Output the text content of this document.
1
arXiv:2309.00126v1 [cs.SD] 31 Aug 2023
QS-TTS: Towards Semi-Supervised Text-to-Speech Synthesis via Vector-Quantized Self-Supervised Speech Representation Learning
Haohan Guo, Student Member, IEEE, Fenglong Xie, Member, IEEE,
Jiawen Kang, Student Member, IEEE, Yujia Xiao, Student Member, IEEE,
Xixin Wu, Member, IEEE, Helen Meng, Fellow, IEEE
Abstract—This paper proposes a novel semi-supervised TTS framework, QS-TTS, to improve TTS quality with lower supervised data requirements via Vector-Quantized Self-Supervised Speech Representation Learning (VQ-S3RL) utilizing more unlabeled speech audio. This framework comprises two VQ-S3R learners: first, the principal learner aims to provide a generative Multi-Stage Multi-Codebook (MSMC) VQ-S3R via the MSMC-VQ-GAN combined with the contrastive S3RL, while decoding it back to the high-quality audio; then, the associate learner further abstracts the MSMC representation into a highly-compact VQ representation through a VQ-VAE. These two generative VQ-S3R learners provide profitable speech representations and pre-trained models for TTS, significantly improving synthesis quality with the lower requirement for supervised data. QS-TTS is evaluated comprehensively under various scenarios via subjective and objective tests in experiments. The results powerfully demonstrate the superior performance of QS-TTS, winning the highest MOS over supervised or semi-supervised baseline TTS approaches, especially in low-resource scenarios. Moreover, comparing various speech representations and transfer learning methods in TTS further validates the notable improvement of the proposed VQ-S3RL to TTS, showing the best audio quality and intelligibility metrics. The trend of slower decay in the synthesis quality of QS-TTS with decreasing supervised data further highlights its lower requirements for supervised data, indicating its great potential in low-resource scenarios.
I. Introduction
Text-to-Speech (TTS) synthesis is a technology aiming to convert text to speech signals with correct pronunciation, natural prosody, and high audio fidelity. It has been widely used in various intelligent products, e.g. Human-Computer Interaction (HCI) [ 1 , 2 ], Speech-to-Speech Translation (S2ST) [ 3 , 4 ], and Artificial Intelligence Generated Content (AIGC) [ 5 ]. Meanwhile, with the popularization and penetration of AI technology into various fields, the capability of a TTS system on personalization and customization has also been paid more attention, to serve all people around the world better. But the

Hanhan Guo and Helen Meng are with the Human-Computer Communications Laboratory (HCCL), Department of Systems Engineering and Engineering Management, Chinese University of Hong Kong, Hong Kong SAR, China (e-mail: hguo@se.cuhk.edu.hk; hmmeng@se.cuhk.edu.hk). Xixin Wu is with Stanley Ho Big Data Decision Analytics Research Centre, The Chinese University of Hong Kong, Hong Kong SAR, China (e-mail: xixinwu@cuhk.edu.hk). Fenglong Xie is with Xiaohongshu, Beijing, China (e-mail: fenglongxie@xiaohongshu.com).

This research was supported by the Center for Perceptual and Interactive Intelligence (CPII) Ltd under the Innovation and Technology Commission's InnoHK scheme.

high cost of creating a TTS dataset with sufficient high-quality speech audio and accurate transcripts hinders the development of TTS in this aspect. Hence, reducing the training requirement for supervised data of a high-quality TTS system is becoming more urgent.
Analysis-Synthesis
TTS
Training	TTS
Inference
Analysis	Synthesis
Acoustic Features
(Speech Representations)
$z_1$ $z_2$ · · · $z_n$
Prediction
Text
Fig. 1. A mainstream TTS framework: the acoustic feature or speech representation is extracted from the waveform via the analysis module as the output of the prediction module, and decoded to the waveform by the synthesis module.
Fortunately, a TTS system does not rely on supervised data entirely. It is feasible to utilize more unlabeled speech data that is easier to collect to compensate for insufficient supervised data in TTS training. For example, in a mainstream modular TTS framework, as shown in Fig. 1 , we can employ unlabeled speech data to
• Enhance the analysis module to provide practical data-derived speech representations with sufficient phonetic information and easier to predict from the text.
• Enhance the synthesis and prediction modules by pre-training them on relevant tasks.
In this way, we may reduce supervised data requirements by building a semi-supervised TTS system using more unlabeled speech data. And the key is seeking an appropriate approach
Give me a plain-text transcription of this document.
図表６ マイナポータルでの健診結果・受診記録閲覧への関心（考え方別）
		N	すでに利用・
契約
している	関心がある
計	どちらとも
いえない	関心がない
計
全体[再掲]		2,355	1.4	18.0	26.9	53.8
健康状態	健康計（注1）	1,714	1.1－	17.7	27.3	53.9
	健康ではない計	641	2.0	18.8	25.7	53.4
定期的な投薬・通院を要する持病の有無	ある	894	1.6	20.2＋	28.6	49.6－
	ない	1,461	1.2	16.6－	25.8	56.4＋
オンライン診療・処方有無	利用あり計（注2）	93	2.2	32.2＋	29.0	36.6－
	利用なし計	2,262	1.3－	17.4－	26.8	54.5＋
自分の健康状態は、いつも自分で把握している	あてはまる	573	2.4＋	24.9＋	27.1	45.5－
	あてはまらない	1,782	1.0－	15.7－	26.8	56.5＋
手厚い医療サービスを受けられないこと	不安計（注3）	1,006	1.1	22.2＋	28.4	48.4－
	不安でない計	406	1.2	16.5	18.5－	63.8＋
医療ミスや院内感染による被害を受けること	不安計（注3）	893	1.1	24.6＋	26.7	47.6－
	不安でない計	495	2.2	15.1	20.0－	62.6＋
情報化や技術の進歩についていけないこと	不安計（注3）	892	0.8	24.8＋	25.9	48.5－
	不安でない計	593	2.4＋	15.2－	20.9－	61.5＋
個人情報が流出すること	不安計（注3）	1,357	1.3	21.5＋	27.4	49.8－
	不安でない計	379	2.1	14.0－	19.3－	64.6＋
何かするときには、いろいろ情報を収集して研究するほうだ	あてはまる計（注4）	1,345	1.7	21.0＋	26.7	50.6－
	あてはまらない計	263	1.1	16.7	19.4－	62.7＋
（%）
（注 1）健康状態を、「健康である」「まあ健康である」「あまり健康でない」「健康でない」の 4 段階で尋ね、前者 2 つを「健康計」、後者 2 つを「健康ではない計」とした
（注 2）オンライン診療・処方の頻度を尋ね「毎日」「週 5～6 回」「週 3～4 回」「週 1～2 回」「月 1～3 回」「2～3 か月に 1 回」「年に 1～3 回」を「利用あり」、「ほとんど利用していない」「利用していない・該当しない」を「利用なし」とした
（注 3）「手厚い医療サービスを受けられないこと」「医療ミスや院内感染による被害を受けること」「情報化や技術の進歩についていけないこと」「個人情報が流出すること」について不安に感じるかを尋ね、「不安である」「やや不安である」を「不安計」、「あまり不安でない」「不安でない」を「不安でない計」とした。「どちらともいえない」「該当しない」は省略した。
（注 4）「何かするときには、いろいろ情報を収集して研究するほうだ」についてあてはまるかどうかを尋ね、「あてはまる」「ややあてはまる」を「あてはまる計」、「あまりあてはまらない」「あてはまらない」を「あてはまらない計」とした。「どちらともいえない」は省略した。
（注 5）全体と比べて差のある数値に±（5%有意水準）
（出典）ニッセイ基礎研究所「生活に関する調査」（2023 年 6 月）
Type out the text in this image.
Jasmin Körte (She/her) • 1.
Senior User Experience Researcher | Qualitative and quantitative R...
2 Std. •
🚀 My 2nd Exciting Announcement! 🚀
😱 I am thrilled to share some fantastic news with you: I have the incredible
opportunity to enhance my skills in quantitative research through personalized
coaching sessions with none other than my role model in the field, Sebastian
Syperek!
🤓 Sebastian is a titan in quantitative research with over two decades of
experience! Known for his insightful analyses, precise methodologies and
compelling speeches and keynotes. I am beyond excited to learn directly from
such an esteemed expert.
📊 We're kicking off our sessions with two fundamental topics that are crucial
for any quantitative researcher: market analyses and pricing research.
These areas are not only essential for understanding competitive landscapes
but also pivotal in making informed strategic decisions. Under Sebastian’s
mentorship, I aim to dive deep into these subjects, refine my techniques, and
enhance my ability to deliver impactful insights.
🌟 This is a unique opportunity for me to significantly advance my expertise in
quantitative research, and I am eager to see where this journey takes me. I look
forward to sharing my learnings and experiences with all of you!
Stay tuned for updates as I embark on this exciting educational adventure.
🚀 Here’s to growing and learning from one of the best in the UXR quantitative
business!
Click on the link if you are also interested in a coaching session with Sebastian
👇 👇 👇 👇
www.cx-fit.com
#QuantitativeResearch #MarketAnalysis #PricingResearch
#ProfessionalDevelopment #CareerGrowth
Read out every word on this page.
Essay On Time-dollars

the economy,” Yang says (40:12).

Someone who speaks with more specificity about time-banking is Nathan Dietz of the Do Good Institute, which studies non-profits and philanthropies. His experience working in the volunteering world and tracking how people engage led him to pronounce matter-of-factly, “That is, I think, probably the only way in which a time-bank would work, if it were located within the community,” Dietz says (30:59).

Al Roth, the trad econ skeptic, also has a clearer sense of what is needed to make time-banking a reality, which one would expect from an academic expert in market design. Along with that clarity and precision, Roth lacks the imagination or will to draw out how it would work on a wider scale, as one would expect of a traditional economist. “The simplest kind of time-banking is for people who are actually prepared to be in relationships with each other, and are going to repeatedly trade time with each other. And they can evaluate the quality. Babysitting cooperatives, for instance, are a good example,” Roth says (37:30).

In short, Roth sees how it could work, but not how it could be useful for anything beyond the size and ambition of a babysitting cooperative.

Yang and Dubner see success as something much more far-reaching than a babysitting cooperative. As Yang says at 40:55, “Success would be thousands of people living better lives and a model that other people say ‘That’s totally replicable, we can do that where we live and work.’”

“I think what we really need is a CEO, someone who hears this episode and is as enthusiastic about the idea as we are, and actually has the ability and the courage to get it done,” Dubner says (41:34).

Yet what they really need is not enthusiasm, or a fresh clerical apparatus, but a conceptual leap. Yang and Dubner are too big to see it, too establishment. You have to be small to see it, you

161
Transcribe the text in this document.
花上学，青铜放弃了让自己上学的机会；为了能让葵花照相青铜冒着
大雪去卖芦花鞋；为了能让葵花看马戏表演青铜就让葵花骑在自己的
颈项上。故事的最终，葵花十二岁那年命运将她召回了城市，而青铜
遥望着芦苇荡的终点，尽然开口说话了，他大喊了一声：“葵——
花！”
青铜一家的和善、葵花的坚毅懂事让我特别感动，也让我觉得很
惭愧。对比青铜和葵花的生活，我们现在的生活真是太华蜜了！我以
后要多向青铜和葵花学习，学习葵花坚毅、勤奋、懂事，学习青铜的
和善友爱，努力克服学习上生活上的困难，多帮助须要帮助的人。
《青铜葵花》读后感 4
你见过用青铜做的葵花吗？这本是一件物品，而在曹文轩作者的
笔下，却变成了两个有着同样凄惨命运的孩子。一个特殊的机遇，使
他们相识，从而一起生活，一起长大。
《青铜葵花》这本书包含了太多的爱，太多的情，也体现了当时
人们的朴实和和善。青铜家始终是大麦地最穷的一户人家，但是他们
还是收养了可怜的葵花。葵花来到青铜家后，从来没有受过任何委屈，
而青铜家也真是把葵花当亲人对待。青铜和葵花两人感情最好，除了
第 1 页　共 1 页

**DIRECTIVE**
Choose all lines containing the string "they" and copy them out.

**FINAL RESULT**
Al Roth, the trad econ skeptic, also has a clearer sense of what is needed to make time-banking a reality, which one would expect from an academic expert in market design. Along with that clarity and precision, Roth lacks the imagination or will to draw out how it would work on a wider scale, as one would expect of a traditional economist. “The simplest kind of time-banking is for people who are actually prepared to be in relationships with each other, and are going to repeatedly trade time with each other. And they can evaluate the quality. Babysitting cooperatives, for instance, are a good example,” Roth says (37:30).
Yet what they really need is not enthusiasm, or a fresh clerical apparatus, but a conceptual leap. Yang and Dubner are too big to see it, too establishment. You have to be small to see it, you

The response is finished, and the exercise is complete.